WHAT YOU SHOULD DO =
Repeat the data word for word. Do not include the pictures.

Stored items from a collection:

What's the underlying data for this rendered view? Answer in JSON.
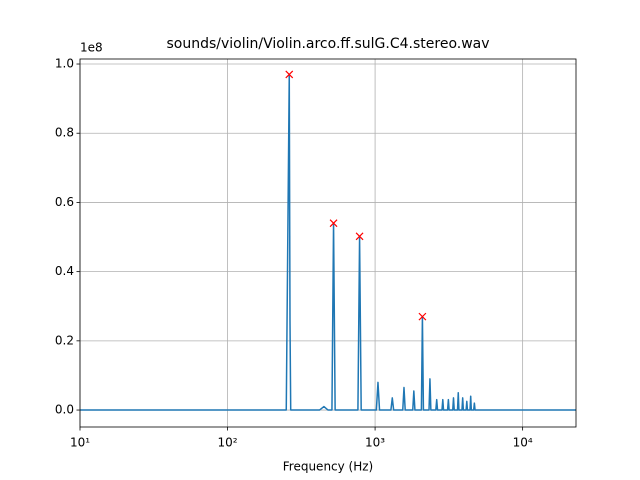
{
  "chart_data": {
    "type": "line",
    "title": "sounds/violin/Violin.arco.ff.sulG.C4.stereo.wav",
    "xlabel": "Frequency (Hz)",
    "y_offset_label": "1e8",
    "xscale": "log",
    "grid": true,
    "xlim": [
      10,
      23000
    ],
    "ylim": [
      -4900000,
      101450000
    ],
    "xticks": [
      {
        "value": 10,
        "label": "10¹"
      },
      {
        "value": 100,
        "label": "10²"
      },
      {
        "value": 1000,
        "label": "10³"
      },
      {
        "value": 10000,
        "label": "10⁴"
      }
    ],
    "yticks": [
      {
        "value": 0,
        "label": "0.0"
      },
      {
        "value": 20000000,
        "label": "0.2"
      },
      {
        "value": 40000000,
        "label": "0.4"
      },
      {
        "value": 60000000,
        "label": "0.6"
      },
      {
        "value": 80000000,
        "label": "0.8"
      },
      {
        "value": 100000000,
        "label": "1.0"
      }
    ],
    "series": [
      {
        "color": "#1f77b4",
        "x": [
          10,
          250,
          262,
          265,
          268,
          420,
          450,
          480,
          510,
          523,
          536,
          765,
          785,
          805,
          1020,
          1046,
          1072,
          1280,
          1308,
          1336,
          1540,
          1570,
          1600,
          1800,
          1831,
          1862,
          2060,
          2093,
          2126,
          2320,
          2354,
          2388,
          2580,
          2616,
          2650,
          2840,
          2877,
          2910,
          3100,
          3139,
          3175,
          3360,
          3400,
          3440,
          3620,
          3662,
          3700,
          3880,
          3924,
          3965,
          4140,
          4185,
          4225,
          4400,
          4447,
          4490,
          4660,
          4709,
          4760,
          23000
        ],
        "values": [
          0,
          0,
          97000000,
          26000000,
          0,
          0,
          1000000,
          0,
          0,
          54000000,
          0,
          0,
          50000000,
          0,
          0,
          8000000,
          0,
          0,
          3500000,
          0,
          0,
          6500000,
          0,
          0,
          5500000,
          0,
          0,
          27000000,
          0,
          0,
          9000000,
          0,
          0,
          3000000,
          0,
          0,
          3000000,
          0,
          0,
          3000000,
          0,
          0,
          3500000,
          0,
          0,
          5000000,
          0,
          0,
          3500000,
          0,
          0,
          2500000,
          0,
          0,
          4000000,
          0,
          0,
          2000000,
          0,
          0
        ]
      },
      {
        "color": "#ff0000",
        "marker": "x",
        "x": [
          262,
          523,
          785,
          2093
        ],
        "values": [
          97000000,
          54000000,
          50200000,
          27000000
        ]
      }
    ]
  }
}
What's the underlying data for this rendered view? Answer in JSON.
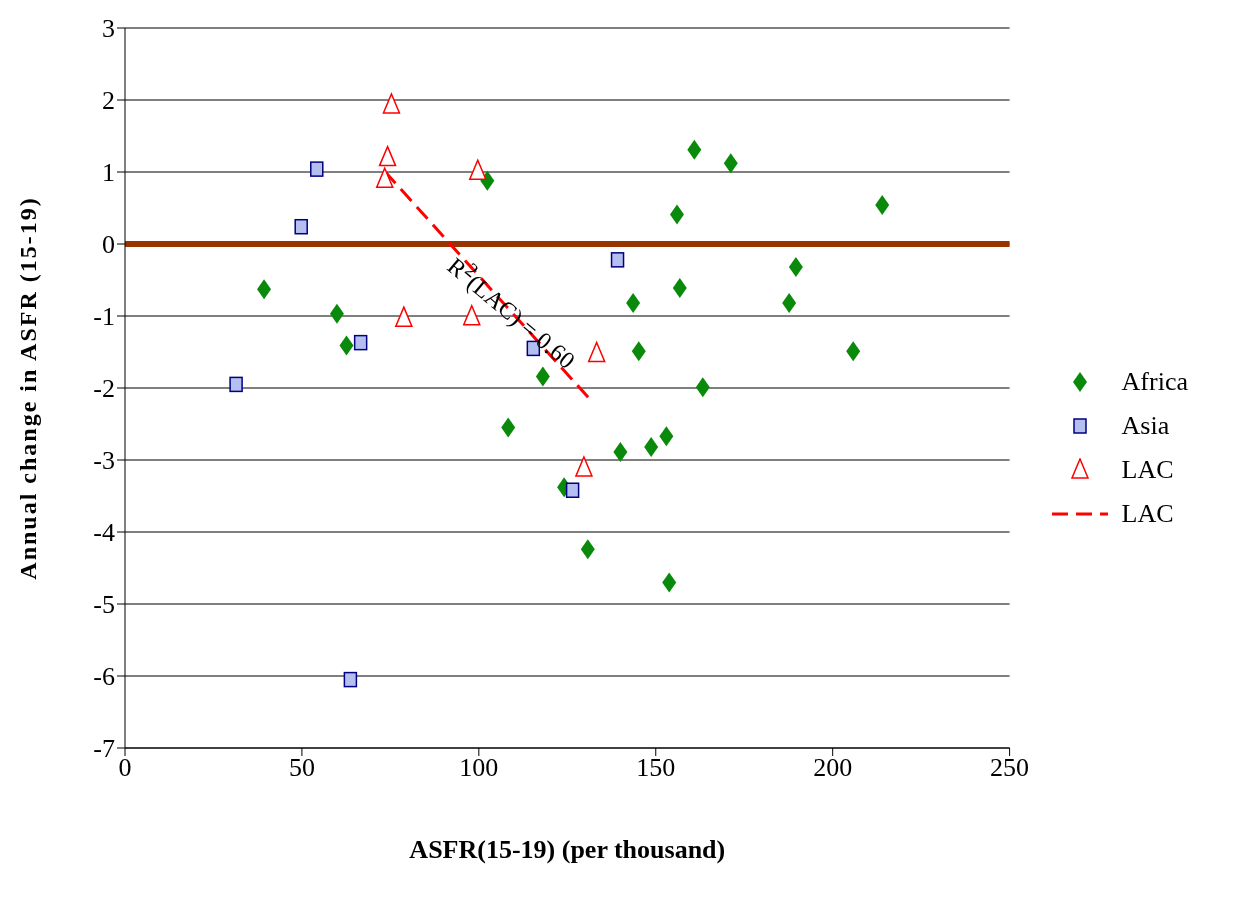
{
  "chart_data": {
    "type": "scatter",
    "xlabel": "ASFR(15-19) (per thousand)",
    "ylabel": "Annual change in ASFR (15-19)",
    "xlim": [
      0,
      250
    ],
    "xticks": [
      0,
      50,
      100,
      150,
      200,
      250
    ],
    "ylim": [
      -7,
      3
    ],
    "yticks": [
      -7,
      -6,
      -5,
      -4,
      -3,
      -2,
      -1,
      0,
      1,
      2,
      3
    ],
    "grid": "y",
    "legend": "right",
    "series": [
      {
        "name": "Africa",
        "color": "#0a8a0a",
        "marker": "diamond",
        "x": [
          39.3,
          59.9,
          62.6,
          102.4,
          108.3,
          118.1,
          124.1,
          130.8,
          140.0,
          143.6,
          145.2,
          148.7,
          153.0,
          153.8,
          156.0,
          156.8,
          160.9,
          163.3,
          171.2,
          187.7,
          189.6,
          205.8,
          214.0
        ],
        "values": [
          -0.63,
          -0.97,
          -1.41,
          0.88,
          -2.55,
          -1.84,
          -3.38,
          -4.24,
          -2.89,
          -0.82,
          -1.49,
          -2.82,
          -2.67,
          -4.7,
          0.41,
          -0.61,
          1.31,
          -1.99,
          1.12,
          -0.82,
          -0.32,
          -1.49,
          0.54
        ]
      },
      {
        "name": "Asia",
        "color": "#b4bff0",
        "marker": "square",
        "x": [
          31.4,
          49.8,
          54.2,
          63.7,
          66.6,
          115.4,
          126.5,
          139.2
        ],
        "values": [
          -1.95,
          0.24,
          1.04,
          -6.05,
          -1.37,
          -1.45,
          -3.42,
          -0.22
        ]
      },
      {
        "name": "LAC",
        "color": "#ff0000",
        "marker": "triangle",
        "x": [
          73.4,
          74.2,
          75.3,
          78.8,
          98.0,
          99.7,
          129.7,
          133.3
        ],
        "values": [
          0.9,
          1.2,
          1.93,
          -1.03,
          -1.01,
          1.01,
          -3.11,
          -1.52
        ]
      },
      {
        "name": "LAC",
        "type": "line",
        "color": "#ff0000",
        "line_style": "dashed",
        "x": [
          73.4,
          131.1
        ],
        "values": [
          1.01,
          -2.14
        ]
      }
    ],
    "ref_lines": [
      {
        "axis": "y",
        "value": 0,
        "color": "#993300"
      }
    ],
    "annotations": [
      "R$^{2}$(LAC) = 0.60"
    ]
  }
}
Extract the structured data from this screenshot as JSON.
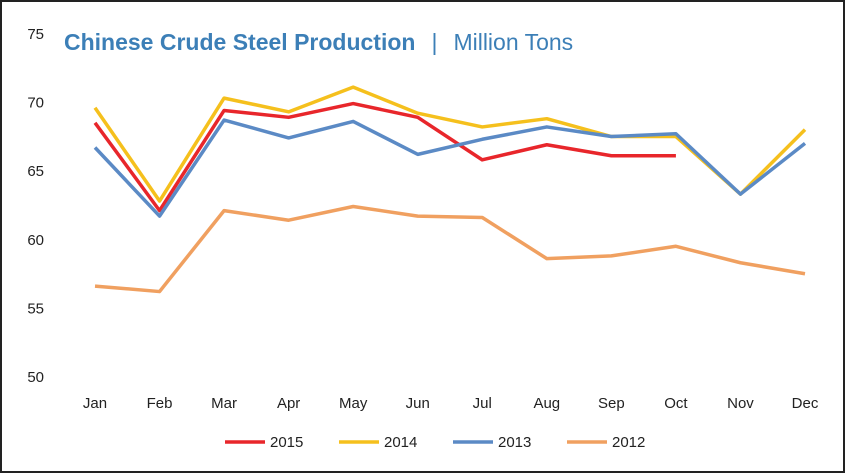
{
  "chart_data": {
    "type": "line",
    "title": "Chinese Crude Steel Production",
    "title_separator": "|",
    "subtitle": "Million Tons",
    "categories": [
      "Jan",
      "Feb",
      "Mar",
      "Apr",
      "May",
      "Jun",
      "Jul",
      "Aug",
      "Sep",
      "Oct",
      "Nov",
      "Dec"
    ],
    "series": [
      {
        "name": "2015",
        "color": "#e8262b",
        "values": [
          68.6,
          62.2,
          69.5,
          69.0,
          70.0,
          69.0,
          65.9,
          67.0,
          66.2,
          66.2,
          null,
          null
        ]
      },
      {
        "name": "2014",
        "color": "#f5c01d",
        "values": [
          69.7,
          62.9,
          70.4,
          69.4,
          71.2,
          69.3,
          68.3,
          68.9,
          67.6,
          67.6,
          63.4,
          68.1
        ]
      },
      {
        "name": "2013",
        "color": "#5b8ac5",
        "values": [
          66.8,
          61.8,
          68.8,
          67.5,
          68.7,
          66.3,
          67.4,
          68.3,
          67.6,
          67.8,
          63.4,
          67.1
        ]
      },
      {
        "name": "2012",
        "color": "#f0a060",
        "values": [
          56.7,
          56.3,
          62.2,
          61.5,
          62.5,
          61.8,
          61.7,
          58.7,
          58.9,
          59.6,
          58.4,
          57.6
        ]
      }
    ],
    "ylim": [
      50,
      75
    ],
    "yticks": [
      50,
      55,
      60,
      65,
      70,
      75
    ],
    "grid": false,
    "legend": "bottom"
  }
}
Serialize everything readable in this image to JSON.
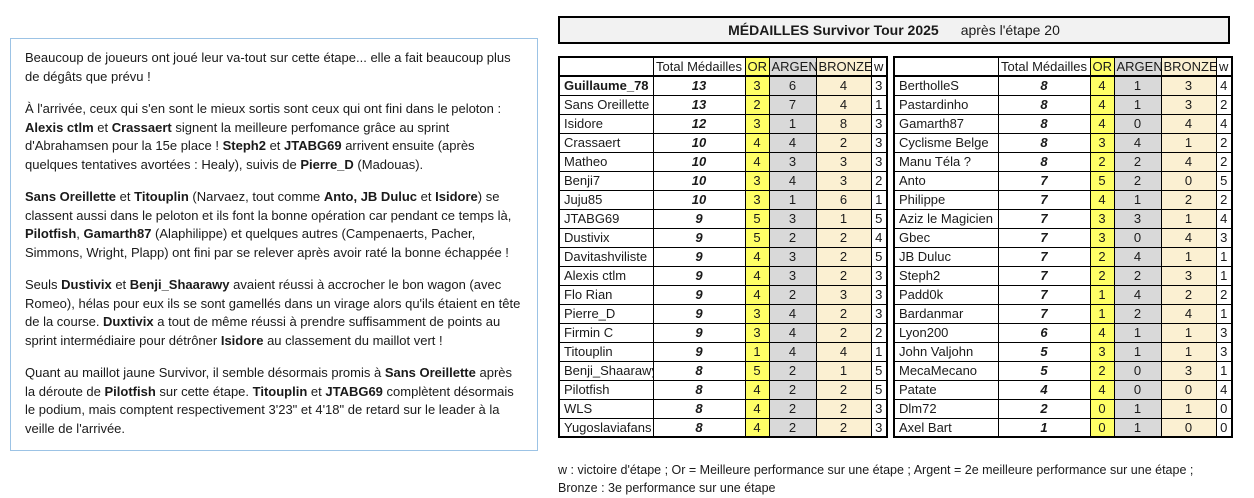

RESULT OF THIS EXERCISE =
What's the underlying data for this rendered view? Answer in JSON.
{
  "chart_data": {
    "type": "line",
    "title": "sounds/violin/Violin.arco.ff.sulG.C4.stereo.wav",
    "xlabel": "Frequency (Hz)",
    "y_offset_label": "1e8",
    "xscale": "log",
    "grid": true,
    "xlim": [
      10,
      23000
    ],
    "ylim": [
      -4900000,
      101450000
    ],
    "xticks": [
      {
        "value": 10,
        "label": "10¹"
      },
      {
        "value": 100,
        "label": "10²"
      },
      {
        "value": 1000,
        "label": "10³"
      },
      {
        "value": 10000,
        "label": "10⁴"
      }
    ],
    "yticks": [
      {
        "value": 0,
        "label": "0.0"
      },
      {
        "value": 20000000,
        "label": "0.2"
      },
      {
        "value": 40000000,
        "label": "0.4"
      },
      {
        "value": 60000000,
        "label": "0.6"
      },
      {
        "value": 80000000,
        "label": "0.8"
      },
      {
        "value": 100000000,
        "label": "1.0"
      }
    ],
    "series": [
      {
        "color": "#1f77b4",
        "x": [
          10,
          250,
          262,
          265,
          268,
          420,
          450,
          480,
          510,
          523,
          536,
          765,
          785,
          805,
          1020,
          1046,
          1072,
          1280,
          1308,
          1336,
          1540,
          1570,
          1600,
          1800,
          1831,
          1862,
          2060,
          2093,
          2126,
          2320,
          2354,
          2388,
          2580,
          2616,
          2650,
          2840,
          2877,
          2910,
          3100,
          3139,
          3175,
          3360,
          3400,
          3440,
          3620,
          3662,
          3700,
          3880,
          3924,
          3965,
          4140,
          4185,
          4225,
          4400,
          4447,
          4490,
          4660,
          4709,
          4760,
          23000
        ],
        "values": [
          0,
          0,
          97000000,
          26000000,
          0,
          0,
          1000000,
          0,
          0,
          54000000,
          0,
          0,
          50000000,
          0,
          0,
          8000000,
          0,
          0,
          3500000,
          0,
          0,
          6500000,
          0,
          0,
          5500000,
          0,
          0,
          27000000,
          0,
          0,
          9000000,
          0,
          0,
          3000000,
          0,
          0,
          3000000,
          0,
          0,
          3000000,
          0,
          0,
          3500000,
          0,
          0,
          5000000,
          0,
          0,
          3500000,
          0,
          0,
          2500000,
          0,
          0,
          4000000,
          0,
          0,
          2000000,
          0,
          0
        ]
      },
      {
        "color": "#ff0000",
        "marker": "x",
        "x": [
          262,
          523,
          785,
          2093
        ],
        "values": [
          97000000,
          54000000,
          50200000,
          27000000
        ]
      }
    ]
  }
}
What's the underlying data for this rendered view? Answer in JSON.
{
  "chart_data": {
    "type": "scatter",
    "xlabel": "ASFR(15-19) (per thousand)",
    "ylabel": "Annual change in ASFR (15-19)",
    "xlim": [
      0,
      250
    ],
    "xticks": [
      0,
      50,
      100,
      150,
      200,
      250
    ],
    "ylim": [
      -7,
      3
    ],
    "yticks": [
      -7,
      -6,
      -5,
      -4,
      -3,
      -2,
      -1,
      0,
      1,
      2,
      3
    ],
    "grid": "y",
    "legend": "right",
    "series": [
      {
        "name": "Africa",
        "color": "#0a8a0a",
        "marker": "diamond",
        "x": [
          39.3,
          59.9,
          62.6,
          102.4,
          108.3,
          118.1,
          124.1,
          130.8,
          140.0,
          143.6,
          145.2,
          148.7,
          153.0,
          153.8,
          156.0,
          156.8,
          160.9,
          163.3,
          171.2,
          187.7,
          189.6,
          205.8,
          214.0
        ],
        "values": [
          -0.63,
          -0.97,
          -1.41,
          0.88,
          -2.55,
          -1.84,
          -3.38,
          -4.24,
          -2.89,
          -0.82,
          -1.49,
          -2.82,
          -2.67,
          -4.7,
          0.41,
          -0.61,
          1.31,
          -1.99,
          1.12,
          -0.82,
          -0.32,
          -1.49,
          0.54
        ]
      },
      {
        "name": "Asia",
        "color": "#b4bff0",
        "marker": "square",
        "x": [
          31.4,
          49.8,
          54.2,
          63.7,
          66.6,
          115.4,
          126.5,
          139.2
        ],
        "values": [
          -1.95,
          0.24,
          1.04,
          -6.05,
          -1.37,
          -1.45,
          -3.42,
          -0.22
        ]
      },
      {
        "name": "LAC",
        "color": "#ff0000",
        "marker": "triangle",
        "x": [
          73.4,
          74.2,
          75.3,
          78.8,
          98.0,
          99.7,
          129.7,
          133.3
        ],
        "values": [
          0.9,
          1.2,
          1.93,
          -1.03,
          -1.01,
          1.01,
          -3.11,
          -1.52
        ]
      },
      {
        "name": "LAC",
        "type": "line",
        "color": "#ff0000",
        "line_style": "dashed",
        "x": [
          73.4,
          131.1
        ],
        "values": [
          1.01,
          -2.14
        ]
      }
    ],
    "ref_lines": [
      {
        "axis": "y",
        "value": 0,
        "color": "#993300"
      }
    ],
    "annotations": [
      "R$^{2}$(LAC) = 0.60"
    ]
  }
}
Extract the structured data from this screenshot as JSON.
{
  "chart_data": {
    "type": "line",
    "title": "Chinese Crude Steel Production",
    "title_separator": "|",
    "subtitle": "Million Tons",
    "categories": [
      "Jan",
      "Feb",
      "Mar",
      "Apr",
      "May",
      "Jun",
      "Jul",
      "Aug",
      "Sep",
      "Oct",
      "Nov",
      "Dec"
    ],
    "series": [
      {
        "name": "2015",
        "color": "#e8262b",
        "values": [
          68.6,
          62.2,
          69.5,
          69.0,
          70.0,
          69.0,
          65.9,
          67.0,
          66.2,
          66.2,
          null,
          null
        ]
      },
      {
        "name": "2014",
        "color": "#f5c01d",
        "values": [
          69.7,
          62.9,
          70.4,
          69.4,
          71.2,
          69.3,
          68.3,
          68.9,
          67.6,
          67.6,
          63.4,
          68.1
        ]
      },
      {
        "name": "2013",
        "color": "#5b8ac5",
        "values": [
          66.8,
          61.8,
          68.8,
          67.5,
          68.7,
          66.3,
          67.4,
          68.3,
          67.6,
          67.8,
          63.4,
          67.1
        ]
      },
      {
        "name": "2012",
        "color": "#f0a060",
        "values": [
          56.7,
          56.3,
          62.2,
          61.5,
          62.5,
          61.8,
          61.7,
          58.7,
          58.9,
          59.6,
          58.4,
          57.6
        ]
      }
    ],
    "ylim": [
      50,
      75
    ],
    "yticks": [
      50,
      55,
      60,
      65,
      70,
      75
    ],
    "grid": false,
    "legend": "bottom"
  }
}
Serialize everything readable in this image to JSON.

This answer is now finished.